[ENTRIES SUPPLIED start]
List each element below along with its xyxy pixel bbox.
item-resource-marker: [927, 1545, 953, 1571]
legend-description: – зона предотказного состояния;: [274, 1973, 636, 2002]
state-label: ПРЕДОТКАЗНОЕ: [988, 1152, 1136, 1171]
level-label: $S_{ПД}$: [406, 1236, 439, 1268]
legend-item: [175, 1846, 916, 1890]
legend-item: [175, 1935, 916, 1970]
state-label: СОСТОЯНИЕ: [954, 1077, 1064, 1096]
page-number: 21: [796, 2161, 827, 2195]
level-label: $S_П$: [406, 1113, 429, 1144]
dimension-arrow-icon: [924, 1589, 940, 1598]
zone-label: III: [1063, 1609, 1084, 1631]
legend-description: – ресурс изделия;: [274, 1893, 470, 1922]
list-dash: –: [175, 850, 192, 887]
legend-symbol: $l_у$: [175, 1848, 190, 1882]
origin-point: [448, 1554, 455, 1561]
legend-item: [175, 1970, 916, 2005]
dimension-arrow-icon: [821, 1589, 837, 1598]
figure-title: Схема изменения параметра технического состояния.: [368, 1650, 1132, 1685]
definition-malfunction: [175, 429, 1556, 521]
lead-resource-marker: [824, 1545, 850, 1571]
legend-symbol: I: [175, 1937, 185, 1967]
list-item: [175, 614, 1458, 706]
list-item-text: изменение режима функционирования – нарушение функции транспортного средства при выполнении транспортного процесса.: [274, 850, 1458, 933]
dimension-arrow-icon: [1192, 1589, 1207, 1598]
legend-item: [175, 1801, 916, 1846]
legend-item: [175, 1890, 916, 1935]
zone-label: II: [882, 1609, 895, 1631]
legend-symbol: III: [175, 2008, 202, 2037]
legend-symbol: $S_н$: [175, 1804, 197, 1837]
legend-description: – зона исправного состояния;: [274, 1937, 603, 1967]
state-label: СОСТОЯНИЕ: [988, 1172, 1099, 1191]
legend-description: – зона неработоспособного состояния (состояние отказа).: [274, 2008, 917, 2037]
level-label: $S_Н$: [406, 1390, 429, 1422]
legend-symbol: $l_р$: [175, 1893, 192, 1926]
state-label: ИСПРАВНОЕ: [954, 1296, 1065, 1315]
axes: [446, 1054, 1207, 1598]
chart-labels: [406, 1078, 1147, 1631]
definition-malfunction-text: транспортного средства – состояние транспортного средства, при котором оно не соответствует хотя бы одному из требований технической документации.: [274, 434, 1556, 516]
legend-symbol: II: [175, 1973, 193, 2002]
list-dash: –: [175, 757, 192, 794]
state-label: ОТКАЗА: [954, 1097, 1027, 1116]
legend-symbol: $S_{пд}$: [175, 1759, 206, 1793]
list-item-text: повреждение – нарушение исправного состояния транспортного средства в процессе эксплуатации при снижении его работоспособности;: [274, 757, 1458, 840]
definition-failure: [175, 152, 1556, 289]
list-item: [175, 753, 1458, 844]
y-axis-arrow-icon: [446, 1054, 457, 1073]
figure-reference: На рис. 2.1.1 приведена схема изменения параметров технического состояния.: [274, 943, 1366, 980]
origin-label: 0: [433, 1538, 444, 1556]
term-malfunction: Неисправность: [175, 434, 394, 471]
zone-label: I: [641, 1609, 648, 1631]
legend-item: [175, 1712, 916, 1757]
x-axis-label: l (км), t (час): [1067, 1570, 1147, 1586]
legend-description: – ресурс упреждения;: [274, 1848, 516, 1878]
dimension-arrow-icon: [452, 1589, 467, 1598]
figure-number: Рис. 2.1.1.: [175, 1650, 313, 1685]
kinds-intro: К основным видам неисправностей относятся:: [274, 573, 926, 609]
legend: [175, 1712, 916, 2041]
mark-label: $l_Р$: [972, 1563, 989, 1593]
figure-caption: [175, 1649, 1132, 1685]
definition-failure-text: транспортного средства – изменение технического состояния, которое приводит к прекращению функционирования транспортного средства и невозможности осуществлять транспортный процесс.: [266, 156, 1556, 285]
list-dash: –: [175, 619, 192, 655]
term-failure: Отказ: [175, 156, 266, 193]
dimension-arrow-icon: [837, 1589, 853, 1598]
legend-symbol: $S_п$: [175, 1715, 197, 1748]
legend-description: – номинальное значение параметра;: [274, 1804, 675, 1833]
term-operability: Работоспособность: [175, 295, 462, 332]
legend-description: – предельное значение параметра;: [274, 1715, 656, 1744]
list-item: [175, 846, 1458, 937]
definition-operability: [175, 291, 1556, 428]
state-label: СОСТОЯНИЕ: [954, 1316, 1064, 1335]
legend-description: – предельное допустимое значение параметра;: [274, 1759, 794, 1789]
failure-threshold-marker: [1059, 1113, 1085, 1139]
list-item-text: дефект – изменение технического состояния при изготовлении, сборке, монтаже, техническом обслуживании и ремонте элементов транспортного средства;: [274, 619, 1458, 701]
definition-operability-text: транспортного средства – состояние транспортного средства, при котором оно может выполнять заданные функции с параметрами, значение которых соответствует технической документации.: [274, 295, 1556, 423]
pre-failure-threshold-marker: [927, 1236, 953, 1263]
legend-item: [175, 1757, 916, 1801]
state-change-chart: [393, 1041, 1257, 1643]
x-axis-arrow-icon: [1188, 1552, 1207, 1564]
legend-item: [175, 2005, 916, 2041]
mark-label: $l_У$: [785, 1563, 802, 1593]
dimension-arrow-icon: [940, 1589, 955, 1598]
[ENTRIES SUPPLIED end]
■ YOUR GOAL
Copy out the whole listing above line by line, keeping every character as it appears.

■ RESULT BELOW
List each element below along with its xyxy pixel bbox.
item-resource-marker: [927, 1545, 953, 1571]
legend-description: – зона предотказного состояния;: [274, 1973, 636, 2002]
state-label: ПРЕДОТКАЗНОЕ: [988, 1152, 1136, 1171]
level-label: $S_{ПД}$: [406, 1236, 439, 1268]
legend-item: [175, 1846, 916, 1890]
legend-item: [175, 1935, 916, 1970]
state-label: СОСТОЯНИЕ: [954, 1077, 1064, 1096]
page-number: 21: [796, 2161, 827, 2195]
level-label: $S_П$: [406, 1113, 429, 1144]
dimension-arrow-icon: [924, 1589, 940, 1598]
zone-label: III: [1063, 1609, 1084, 1631]
legend-description: – ресурс изделия;: [274, 1893, 470, 1922]
list-dash: –: [175, 850, 192, 887]
legend-symbol: $l_у$: [175, 1848, 190, 1882]
origin-point: [448, 1554, 455, 1561]
legend-item: [175, 1970, 916, 2005]
dimension-arrow-icon: [821, 1589, 837, 1598]
figure-title: Схема изменения параметра технического состояния.: [368, 1650, 1132, 1685]
definition-malfunction: [175, 429, 1556, 521]
lead-resource-marker: [824, 1545, 850, 1571]
legend-symbol: I: [175, 1937, 185, 1967]
list-item: [175, 614, 1458, 706]
list-item-text: изменение режима функционирования – нарушение функции транспортного средства при выполнении транспортного процесса.: [274, 850, 1458, 933]
dimension-arrow-icon: [1192, 1589, 1207, 1598]
legend-item: [175, 1801, 916, 1846]
legend-item: [175, 1890, 916, 1935]
zone-label: II: [882, 1609, 895, 1631]
legend-symbol: III: [175, 2008, 202, 2037]
legend-symbol: $S_н$: [175, 1804, 197, 1837]
legend-description: – зона исправного состояния;: [274, 1937, 603, 1967]
state-label: СОСТОЯНИЕ: [988, 1172, 1099, 1191]
legend-description: – зона неработоспособного состояния (состояние отказа).: [274, 2008, 917, 2037]
level-label: $S_Н$: [406, 1390, 429, 1422]
legend-symbol: $l_р$: [175, 1893, 192, 1926]
state-label: ИСПРАВНОЕ: [954, 1296, 1065, 1315]
axes: [446, 1054, 1207, 1598]
chart-labels: [406, 1078, 1147, 1631]
definition-malfunction-text: транспортного средства – состояние транспортного средства, при котором оно не соответствует хотя бы одному из требований технической документации.: [274, 434, 1556, 516]
legend-symbol: II: [175, 1973, 193, 2002]
list-dash: –: [175, 757, 192, 794]
state-label: ОТКАЗА: [954, 1097, 1027, 1116]
legend-symbol: $S_{пд}$: [175, 1759, 206, 1793]
list-item-text: повреждение – нарушение исправного состояния транспортного средства в процессе эксплуатации при снижении его работоспособности;: [274, 757, 1458, 840]
definition-failure: [175, 152, 1556, 289]
list-item: [175, 753, 1458, 844]
y-axis-arrow-icon: [446, 1054, 457, 1073]
figure-reference: На рис. 2.1.1 приведена схема изменения параметров технического состояния.: [274, 943, 1366, 980]
origin-label: 0: [433, 1538, 444, 1556]
term-malfunction: Неисправность: [175, 434, 394, 471]
zone-label: I: [641, 1609, 648, 1631]
legend-item: [175, 1712, 916, 1757]
x-axis-label: l (км), t (час): [1067, 1570, 1147, 1586]
legend-description: – ресурс упреждения;: [274, 1848, 516, 1878]
dimension-arrow-icon: [452, 1589, 467, 1598]
figure-number: Рис. 2.1.1.: [175, 1650, 313, 1685]
kinds-intro: К основным видам неисправностей относятся:: [274, 573, 926, 609]
legend: [175, 1712, 916, 2041]
mark-label: $l_Р$: [972, 1563, 989, 1593]
figure-caption: [175, 1649, 1132, 1685]
definition-failure-text: транспортного средства – изменение технического состояния, которое приводит к прекращению функционирования транспортного средства и невозможности осуществлять транспортный процесс.: [266, 156, 1556, 285]
list-dash: –: [175, 619, 192, 655]
term-failure: Отказ: [175, 156, 266, 193]
dimension-arrow-icon: [837, 1589, 853, 1598]
legend-symbol: $S_п$: [175, 1715, 197, 1748]
legend-description: – номинальное значение параметра;: [274, 1804, 675, 1833]
term-operability: Работоспособность: [175, 295, 462, 332]
legend-description: – предельное значение параметра;: [274, 1715, 656, 1744]
list-item: [175, 846, 1458, 937]
definition-operability: [175, 291, 1556, 428]
state-label: СОСТОЯНИЕ: [954, 1316, 1064, 1335]
legend-description: – предельное допустимое значение параметра;: [274, 1759, 794, 1789]
failure-threshold-marker: [1059, 1113, 1085, 1139]
list-item-text: дефект – изменение технического состояния при изготовлении, сборке, монтаже, техническом обслуживании и ремонте элементов транспортного средства;: [274, 619, 1458, 701]
definition-operability-text: транспортного средства – состояние транспортного средства, при котором оно может выполнять заданные функции с параметрами, значение которых соответствует технической документации.: [274, 295, 1556, 423]
pre-failure-threshold-marker: [927, 1236, 953, 1263]
legend-item: [175, 1757, 916, 1801]
state-change-chart: [393, 1041, 1257, 1643]
x-axis-arrow-icon: [1188, 1552, 1207, 1564]
legend-item: [175, 2005, 916, 2041]
mark-label: $l_У$: [785, 1563, 802, 1593]
dimension-arrow-icon: [940, 1589, 955, 1598]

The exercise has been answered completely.